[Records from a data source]
◇ ◇ ◇ ◇ ◇

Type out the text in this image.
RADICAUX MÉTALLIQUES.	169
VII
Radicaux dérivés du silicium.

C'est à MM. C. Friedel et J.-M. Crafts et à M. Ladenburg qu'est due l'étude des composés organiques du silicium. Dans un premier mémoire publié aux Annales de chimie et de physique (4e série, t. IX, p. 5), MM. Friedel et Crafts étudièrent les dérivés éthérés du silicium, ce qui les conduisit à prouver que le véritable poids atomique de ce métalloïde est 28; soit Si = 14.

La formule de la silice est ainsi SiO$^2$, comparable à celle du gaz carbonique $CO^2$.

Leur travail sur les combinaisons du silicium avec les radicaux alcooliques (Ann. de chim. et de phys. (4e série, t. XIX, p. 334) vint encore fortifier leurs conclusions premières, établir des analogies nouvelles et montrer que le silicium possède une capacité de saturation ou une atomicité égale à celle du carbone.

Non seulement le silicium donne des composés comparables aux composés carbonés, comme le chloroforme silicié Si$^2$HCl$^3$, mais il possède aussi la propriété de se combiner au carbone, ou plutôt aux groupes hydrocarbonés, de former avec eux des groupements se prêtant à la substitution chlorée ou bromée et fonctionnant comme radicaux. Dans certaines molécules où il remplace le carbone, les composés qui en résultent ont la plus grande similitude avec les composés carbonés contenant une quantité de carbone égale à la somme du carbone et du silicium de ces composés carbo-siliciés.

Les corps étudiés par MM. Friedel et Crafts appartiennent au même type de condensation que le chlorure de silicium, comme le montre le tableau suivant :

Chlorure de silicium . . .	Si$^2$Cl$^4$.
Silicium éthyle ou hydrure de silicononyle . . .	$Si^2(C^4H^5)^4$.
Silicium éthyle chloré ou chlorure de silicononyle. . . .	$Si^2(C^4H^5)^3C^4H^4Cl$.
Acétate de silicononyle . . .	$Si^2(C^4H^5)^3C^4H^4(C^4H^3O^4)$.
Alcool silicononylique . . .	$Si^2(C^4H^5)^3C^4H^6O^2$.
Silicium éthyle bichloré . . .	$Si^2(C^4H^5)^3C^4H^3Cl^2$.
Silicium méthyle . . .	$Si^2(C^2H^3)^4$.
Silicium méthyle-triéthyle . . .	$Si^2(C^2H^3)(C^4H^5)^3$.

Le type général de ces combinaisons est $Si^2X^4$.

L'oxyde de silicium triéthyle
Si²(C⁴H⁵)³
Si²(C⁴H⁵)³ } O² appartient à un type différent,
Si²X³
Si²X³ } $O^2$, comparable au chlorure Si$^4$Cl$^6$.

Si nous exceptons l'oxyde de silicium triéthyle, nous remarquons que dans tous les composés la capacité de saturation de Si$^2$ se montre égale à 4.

◇ ◇ ◇ ◇ ◇

• Given request:
Which lines include the word "C⁴H⁵"? Copy every one of them.

• Written reply:
Si²(C⁴H⁵)³
Si²(C⁴H⁵)³ } O² appartient à un type différent,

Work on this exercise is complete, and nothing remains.